- Given task: Find every line below that contains the word "compliance" and copy it out.

━━━ Supplied information

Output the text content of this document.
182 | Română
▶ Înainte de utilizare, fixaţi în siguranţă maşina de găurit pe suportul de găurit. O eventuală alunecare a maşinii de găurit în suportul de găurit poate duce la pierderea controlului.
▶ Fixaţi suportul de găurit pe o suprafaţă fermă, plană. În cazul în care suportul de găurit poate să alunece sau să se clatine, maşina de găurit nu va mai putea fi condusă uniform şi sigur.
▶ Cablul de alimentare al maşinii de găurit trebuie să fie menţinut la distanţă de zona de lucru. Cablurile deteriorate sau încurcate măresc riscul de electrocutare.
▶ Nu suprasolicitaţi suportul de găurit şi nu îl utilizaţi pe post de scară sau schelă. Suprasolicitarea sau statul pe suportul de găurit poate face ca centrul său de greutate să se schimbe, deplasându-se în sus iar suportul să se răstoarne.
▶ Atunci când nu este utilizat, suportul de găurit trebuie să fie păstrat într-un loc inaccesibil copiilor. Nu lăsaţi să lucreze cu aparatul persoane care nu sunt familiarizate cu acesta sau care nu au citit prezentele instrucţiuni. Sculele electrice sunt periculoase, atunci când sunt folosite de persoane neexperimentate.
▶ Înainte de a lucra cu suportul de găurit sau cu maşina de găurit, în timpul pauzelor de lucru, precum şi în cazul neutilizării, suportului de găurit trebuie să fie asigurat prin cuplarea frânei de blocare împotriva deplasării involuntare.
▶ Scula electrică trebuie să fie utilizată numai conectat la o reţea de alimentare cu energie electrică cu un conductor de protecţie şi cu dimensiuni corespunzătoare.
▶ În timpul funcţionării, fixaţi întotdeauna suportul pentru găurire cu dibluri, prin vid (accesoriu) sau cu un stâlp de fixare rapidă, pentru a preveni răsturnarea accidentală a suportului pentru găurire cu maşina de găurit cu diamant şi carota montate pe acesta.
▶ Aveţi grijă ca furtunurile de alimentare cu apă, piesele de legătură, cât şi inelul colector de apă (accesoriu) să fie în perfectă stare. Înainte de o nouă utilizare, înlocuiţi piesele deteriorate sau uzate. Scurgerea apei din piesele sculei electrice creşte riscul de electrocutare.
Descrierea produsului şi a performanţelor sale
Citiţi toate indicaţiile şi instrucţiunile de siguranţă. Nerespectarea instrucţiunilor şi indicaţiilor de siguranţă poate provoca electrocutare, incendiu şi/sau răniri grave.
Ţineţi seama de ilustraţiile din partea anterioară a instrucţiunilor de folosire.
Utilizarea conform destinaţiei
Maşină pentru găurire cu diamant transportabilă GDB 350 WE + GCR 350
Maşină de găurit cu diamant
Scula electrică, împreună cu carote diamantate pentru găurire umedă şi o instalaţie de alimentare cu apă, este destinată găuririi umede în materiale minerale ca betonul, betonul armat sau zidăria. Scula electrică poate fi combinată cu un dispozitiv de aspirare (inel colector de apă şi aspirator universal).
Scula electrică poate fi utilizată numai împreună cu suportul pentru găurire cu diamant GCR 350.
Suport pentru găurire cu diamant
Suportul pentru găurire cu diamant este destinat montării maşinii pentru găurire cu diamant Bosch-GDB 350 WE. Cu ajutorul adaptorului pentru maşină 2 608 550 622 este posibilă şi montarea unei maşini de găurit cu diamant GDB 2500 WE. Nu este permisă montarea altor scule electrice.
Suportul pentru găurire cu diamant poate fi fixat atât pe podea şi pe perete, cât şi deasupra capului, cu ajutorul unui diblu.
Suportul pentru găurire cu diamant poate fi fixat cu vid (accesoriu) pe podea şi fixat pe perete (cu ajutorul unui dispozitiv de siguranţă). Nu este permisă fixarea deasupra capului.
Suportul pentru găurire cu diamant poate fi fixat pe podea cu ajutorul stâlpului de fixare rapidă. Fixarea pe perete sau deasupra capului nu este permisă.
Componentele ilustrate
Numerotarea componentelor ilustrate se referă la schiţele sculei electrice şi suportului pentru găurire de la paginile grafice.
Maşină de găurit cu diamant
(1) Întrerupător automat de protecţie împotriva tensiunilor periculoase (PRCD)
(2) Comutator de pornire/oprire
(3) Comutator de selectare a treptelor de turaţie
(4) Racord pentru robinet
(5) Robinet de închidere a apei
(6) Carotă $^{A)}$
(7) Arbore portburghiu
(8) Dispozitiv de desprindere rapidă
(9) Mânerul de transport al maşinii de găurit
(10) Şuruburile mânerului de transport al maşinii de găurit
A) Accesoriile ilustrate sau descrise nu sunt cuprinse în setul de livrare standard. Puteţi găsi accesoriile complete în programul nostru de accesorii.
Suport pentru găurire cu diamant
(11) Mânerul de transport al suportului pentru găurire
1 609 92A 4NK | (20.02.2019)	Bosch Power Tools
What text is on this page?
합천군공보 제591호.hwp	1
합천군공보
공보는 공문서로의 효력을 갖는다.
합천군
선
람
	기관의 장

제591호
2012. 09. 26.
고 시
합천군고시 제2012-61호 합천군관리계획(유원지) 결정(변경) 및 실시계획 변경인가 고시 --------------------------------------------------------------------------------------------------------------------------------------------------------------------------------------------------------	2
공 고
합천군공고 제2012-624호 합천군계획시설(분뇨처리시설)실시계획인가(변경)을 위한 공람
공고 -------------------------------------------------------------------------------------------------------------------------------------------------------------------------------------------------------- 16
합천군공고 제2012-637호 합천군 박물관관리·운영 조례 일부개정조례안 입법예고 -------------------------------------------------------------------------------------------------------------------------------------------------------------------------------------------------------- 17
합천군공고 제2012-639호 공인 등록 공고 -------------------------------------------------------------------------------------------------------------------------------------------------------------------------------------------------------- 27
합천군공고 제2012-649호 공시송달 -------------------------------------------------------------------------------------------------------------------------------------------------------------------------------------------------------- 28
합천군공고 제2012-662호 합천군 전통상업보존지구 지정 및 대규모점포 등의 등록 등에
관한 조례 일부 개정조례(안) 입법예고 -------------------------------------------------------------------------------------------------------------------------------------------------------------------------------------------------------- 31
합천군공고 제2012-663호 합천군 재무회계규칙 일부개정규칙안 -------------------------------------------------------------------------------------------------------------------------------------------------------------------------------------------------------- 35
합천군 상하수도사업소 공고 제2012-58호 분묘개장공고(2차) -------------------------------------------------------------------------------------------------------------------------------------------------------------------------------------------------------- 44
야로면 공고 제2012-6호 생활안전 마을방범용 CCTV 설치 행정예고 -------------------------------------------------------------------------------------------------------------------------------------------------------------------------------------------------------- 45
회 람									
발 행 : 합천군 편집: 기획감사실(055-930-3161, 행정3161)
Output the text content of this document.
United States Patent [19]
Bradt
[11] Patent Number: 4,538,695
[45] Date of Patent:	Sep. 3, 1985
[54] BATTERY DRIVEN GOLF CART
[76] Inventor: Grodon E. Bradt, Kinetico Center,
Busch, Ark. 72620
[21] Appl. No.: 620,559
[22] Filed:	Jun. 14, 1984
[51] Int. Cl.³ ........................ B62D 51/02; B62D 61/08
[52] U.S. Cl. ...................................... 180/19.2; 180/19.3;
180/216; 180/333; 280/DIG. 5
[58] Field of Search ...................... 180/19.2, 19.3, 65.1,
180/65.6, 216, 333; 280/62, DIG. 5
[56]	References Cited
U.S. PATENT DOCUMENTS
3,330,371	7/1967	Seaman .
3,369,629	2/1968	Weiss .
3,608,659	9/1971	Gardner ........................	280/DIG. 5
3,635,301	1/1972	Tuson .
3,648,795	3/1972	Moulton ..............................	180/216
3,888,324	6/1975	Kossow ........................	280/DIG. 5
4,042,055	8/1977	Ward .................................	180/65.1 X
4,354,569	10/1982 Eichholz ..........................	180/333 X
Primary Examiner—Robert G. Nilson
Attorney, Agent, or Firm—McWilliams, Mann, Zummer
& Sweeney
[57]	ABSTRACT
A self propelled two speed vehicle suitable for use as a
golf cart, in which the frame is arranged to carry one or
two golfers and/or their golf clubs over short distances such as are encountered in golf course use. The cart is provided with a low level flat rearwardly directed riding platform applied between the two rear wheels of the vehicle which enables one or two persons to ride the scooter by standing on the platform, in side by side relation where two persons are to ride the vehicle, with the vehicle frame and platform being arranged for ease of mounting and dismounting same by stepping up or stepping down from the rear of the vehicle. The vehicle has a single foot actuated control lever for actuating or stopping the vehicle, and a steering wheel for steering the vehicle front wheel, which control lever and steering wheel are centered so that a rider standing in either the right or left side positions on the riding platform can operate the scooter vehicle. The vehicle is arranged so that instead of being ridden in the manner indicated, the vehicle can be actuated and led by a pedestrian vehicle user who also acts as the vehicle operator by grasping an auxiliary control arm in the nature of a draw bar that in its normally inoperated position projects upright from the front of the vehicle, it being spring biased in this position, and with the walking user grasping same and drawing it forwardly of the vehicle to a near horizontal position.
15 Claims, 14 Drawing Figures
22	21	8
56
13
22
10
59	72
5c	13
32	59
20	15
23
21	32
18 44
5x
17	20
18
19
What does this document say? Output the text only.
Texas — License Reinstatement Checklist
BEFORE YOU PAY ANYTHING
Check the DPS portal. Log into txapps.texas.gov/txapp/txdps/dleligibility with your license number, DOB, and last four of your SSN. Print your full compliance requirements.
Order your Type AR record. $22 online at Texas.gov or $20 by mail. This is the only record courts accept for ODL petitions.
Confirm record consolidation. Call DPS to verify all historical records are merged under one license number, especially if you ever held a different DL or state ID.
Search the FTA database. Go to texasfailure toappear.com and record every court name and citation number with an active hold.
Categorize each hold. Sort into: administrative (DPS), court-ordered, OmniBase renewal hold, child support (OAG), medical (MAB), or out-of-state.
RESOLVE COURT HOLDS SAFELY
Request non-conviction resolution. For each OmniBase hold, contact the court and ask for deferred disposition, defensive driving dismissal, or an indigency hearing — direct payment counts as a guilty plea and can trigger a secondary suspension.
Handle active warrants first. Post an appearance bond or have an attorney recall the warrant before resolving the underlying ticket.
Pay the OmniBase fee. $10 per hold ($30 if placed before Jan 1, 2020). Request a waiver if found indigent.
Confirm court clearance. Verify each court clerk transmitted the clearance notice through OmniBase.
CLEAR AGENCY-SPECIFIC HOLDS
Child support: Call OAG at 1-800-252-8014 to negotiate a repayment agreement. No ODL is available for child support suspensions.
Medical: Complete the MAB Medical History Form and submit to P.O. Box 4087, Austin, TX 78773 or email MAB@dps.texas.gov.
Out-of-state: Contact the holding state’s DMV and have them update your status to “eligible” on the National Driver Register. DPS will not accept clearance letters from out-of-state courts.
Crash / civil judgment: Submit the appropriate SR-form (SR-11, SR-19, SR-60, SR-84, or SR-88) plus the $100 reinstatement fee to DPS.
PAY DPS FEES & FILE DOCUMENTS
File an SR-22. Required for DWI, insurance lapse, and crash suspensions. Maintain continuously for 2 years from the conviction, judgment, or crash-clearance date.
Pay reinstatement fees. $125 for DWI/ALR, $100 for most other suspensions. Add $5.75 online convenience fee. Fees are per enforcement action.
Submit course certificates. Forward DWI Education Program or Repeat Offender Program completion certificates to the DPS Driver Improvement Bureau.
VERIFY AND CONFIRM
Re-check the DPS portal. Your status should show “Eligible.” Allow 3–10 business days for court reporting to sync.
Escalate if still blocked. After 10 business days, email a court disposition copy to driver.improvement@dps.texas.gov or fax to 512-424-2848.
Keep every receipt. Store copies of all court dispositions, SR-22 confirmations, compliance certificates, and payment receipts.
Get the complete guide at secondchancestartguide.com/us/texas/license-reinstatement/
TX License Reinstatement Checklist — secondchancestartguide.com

━━━━━━

- Solution for this task:
Check the DPS portal. Log into txapps.texas.gov/txapp/txdps/dleligibility with your license number, DOB, and last four of your SSN. Print your full compliance requirements.
Keep every receipt. Store copies of all court dispositions, SR-22 confirmations, compliance certificates, and payment receipts.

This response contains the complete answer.